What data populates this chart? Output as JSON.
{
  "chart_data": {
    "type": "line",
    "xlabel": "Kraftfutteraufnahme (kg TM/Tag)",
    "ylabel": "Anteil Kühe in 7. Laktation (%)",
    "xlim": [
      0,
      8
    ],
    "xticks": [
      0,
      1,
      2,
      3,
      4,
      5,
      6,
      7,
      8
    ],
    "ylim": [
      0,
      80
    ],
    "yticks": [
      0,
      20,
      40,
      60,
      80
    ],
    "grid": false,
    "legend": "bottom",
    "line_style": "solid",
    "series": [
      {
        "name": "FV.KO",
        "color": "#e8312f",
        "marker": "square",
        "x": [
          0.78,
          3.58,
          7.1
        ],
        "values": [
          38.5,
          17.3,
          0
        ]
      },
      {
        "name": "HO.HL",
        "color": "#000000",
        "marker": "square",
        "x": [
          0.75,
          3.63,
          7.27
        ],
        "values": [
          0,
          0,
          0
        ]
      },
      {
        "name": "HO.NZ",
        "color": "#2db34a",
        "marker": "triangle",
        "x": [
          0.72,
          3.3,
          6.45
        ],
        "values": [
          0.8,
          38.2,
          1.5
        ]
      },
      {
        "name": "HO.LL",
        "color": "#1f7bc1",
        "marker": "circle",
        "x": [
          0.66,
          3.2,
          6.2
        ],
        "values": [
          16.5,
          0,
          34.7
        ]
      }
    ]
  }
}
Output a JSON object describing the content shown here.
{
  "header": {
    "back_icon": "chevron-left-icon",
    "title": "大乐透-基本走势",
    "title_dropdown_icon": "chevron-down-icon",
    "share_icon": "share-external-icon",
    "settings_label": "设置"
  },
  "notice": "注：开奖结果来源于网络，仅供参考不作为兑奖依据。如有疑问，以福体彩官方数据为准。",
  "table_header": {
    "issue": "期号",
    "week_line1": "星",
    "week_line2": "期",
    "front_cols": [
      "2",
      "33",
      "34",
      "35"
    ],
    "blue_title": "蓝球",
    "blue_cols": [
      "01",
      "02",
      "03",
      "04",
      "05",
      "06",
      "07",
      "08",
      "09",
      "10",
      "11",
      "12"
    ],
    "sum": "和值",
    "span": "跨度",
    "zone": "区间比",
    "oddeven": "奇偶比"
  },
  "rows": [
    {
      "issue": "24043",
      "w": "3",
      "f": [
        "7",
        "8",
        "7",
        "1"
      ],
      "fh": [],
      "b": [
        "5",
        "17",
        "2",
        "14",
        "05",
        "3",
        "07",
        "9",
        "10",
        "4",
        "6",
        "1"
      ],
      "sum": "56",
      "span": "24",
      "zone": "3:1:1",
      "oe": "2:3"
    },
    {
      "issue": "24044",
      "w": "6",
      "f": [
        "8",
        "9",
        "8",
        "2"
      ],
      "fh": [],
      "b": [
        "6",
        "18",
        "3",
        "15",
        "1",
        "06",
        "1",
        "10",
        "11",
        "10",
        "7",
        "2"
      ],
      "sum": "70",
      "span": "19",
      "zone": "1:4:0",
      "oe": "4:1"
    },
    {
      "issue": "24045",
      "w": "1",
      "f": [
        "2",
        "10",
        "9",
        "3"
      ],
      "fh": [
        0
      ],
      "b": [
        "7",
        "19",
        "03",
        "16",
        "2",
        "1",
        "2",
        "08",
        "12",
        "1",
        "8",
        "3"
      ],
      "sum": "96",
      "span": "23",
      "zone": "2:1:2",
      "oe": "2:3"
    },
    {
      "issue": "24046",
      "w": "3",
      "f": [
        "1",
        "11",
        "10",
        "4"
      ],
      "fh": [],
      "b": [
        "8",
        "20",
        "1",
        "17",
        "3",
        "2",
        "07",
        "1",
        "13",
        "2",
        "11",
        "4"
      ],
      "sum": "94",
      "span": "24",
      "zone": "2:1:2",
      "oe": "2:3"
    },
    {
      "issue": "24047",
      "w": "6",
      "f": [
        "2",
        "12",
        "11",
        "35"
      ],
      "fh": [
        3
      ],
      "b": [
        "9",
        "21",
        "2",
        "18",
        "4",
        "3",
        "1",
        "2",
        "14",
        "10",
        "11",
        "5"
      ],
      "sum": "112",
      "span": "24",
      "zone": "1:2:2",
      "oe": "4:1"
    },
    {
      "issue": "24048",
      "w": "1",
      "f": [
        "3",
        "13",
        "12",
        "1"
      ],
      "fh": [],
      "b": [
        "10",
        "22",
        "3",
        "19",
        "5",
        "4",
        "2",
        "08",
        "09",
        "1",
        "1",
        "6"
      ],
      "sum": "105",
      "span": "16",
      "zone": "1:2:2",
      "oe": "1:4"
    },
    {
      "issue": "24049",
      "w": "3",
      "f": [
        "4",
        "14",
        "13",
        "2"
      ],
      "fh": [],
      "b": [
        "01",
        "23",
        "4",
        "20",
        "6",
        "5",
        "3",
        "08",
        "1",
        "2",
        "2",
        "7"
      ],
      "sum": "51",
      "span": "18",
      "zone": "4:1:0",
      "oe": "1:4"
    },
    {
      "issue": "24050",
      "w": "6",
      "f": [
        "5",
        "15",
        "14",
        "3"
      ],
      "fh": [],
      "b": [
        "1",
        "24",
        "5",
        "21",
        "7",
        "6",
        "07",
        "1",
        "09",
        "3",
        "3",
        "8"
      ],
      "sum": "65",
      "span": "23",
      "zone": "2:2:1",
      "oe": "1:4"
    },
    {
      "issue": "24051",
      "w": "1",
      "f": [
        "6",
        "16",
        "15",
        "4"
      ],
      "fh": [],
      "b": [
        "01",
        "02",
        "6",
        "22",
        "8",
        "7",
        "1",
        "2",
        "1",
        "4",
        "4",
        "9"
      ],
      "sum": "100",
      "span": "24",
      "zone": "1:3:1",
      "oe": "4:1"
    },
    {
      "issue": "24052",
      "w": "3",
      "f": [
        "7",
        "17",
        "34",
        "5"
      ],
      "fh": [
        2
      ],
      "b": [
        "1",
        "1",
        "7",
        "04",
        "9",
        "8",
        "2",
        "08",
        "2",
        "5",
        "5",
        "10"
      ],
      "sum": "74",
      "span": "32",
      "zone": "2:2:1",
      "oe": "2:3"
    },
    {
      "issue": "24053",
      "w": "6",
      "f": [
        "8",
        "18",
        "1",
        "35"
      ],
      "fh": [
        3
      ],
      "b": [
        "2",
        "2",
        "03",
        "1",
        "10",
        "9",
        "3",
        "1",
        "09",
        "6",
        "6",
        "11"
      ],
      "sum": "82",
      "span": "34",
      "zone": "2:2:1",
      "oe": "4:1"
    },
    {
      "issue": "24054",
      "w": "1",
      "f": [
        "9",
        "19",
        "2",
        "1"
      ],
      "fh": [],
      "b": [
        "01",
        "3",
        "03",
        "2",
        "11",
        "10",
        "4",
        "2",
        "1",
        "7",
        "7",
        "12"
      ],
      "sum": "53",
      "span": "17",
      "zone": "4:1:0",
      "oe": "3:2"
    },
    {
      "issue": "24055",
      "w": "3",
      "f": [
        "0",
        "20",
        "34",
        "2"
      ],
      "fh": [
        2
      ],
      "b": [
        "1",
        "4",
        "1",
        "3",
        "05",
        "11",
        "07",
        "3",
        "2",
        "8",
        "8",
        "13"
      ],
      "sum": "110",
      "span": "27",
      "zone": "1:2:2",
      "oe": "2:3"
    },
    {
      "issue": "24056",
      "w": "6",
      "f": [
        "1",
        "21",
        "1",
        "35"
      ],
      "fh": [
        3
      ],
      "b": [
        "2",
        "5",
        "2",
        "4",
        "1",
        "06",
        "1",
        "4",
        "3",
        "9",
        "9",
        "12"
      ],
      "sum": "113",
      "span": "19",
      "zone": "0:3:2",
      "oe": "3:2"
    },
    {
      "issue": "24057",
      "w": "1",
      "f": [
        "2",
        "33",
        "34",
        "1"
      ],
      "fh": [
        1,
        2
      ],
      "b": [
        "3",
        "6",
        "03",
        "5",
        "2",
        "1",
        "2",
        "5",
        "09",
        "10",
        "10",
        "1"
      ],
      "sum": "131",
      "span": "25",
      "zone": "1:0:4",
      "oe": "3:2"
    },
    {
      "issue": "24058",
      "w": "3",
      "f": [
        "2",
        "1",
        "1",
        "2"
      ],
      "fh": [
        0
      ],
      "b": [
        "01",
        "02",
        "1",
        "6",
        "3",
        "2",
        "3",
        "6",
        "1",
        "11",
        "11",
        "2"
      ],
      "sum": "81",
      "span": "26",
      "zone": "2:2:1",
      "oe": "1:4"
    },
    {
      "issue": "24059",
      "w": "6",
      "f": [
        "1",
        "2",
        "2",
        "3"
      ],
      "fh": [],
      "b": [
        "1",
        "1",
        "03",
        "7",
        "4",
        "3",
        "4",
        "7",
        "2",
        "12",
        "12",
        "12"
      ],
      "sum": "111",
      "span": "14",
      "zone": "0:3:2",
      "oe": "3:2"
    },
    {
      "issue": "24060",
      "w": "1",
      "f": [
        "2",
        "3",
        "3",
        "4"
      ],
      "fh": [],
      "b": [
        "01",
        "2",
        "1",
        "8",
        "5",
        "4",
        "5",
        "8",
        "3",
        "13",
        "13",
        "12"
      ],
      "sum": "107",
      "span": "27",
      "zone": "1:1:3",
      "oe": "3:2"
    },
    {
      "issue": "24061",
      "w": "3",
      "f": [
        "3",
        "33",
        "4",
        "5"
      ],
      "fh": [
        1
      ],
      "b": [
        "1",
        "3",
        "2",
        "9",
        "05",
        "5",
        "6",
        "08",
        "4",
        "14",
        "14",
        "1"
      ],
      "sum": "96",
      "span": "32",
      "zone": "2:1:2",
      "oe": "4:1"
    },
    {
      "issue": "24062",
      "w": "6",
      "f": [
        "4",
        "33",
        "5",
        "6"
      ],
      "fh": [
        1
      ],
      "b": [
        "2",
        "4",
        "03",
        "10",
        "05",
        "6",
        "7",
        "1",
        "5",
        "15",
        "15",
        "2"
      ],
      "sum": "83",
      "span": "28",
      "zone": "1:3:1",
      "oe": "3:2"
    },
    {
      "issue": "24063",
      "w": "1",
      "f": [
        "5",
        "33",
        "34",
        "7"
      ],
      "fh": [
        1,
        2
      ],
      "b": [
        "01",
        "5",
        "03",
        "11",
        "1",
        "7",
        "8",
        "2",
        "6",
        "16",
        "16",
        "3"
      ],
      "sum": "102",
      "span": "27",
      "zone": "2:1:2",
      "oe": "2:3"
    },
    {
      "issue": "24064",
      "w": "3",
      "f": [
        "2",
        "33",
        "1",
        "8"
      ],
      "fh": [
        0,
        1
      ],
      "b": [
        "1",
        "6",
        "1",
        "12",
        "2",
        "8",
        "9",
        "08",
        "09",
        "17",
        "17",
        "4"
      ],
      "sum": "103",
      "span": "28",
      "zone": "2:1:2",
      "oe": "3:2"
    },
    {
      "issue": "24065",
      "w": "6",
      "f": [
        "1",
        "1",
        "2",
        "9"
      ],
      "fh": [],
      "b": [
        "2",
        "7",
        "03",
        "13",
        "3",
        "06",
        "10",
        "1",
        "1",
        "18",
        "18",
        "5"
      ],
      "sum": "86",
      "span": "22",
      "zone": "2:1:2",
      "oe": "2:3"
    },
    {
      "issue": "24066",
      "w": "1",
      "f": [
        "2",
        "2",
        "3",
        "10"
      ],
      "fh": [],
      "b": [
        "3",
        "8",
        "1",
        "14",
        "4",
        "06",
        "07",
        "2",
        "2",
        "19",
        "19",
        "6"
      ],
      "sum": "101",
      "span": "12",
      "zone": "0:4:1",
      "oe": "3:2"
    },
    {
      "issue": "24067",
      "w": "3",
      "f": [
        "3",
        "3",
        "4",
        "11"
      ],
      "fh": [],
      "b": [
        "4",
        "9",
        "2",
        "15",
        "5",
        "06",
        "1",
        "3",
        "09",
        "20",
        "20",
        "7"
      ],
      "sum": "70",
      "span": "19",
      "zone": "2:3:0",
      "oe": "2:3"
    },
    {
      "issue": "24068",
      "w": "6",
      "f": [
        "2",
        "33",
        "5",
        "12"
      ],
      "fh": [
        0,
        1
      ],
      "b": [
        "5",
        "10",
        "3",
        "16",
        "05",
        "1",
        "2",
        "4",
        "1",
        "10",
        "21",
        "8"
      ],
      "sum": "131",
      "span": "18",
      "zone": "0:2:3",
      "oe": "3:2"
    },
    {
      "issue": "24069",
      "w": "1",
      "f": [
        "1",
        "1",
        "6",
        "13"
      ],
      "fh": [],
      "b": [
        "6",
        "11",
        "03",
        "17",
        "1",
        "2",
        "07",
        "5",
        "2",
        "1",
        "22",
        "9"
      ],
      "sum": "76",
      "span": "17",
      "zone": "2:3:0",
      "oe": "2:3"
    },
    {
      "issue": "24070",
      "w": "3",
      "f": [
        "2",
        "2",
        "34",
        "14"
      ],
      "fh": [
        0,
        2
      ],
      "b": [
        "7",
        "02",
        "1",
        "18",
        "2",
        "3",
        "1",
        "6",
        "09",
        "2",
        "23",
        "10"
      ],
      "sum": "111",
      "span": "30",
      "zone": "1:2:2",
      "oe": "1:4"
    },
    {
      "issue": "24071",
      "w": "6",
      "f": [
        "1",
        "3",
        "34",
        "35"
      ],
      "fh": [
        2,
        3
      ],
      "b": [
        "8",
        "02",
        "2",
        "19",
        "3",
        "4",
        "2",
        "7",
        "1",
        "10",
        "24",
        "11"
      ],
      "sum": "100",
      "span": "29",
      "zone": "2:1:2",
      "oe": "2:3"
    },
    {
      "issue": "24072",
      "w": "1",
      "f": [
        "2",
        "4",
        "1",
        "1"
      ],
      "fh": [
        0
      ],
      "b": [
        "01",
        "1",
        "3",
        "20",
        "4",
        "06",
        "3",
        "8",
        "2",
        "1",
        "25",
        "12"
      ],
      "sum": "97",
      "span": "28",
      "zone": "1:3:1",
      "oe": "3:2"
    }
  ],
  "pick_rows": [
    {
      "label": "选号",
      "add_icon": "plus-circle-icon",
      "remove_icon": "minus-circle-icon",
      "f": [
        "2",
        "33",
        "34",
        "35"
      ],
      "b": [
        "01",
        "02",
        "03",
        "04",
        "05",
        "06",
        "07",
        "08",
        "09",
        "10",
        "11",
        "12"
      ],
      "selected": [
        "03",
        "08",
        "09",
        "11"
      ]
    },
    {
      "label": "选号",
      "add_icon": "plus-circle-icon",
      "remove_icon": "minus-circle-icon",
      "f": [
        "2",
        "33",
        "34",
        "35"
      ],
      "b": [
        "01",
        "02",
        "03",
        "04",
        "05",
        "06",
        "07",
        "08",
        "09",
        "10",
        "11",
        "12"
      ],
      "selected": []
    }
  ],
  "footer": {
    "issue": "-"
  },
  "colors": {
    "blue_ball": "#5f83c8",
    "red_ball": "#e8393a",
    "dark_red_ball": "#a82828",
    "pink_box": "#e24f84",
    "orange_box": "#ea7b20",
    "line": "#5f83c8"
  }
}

SET EXERCISE> How many lines in these entries contain the string "marker"? State the number and nothing more.

CORRECT ANSWER> 4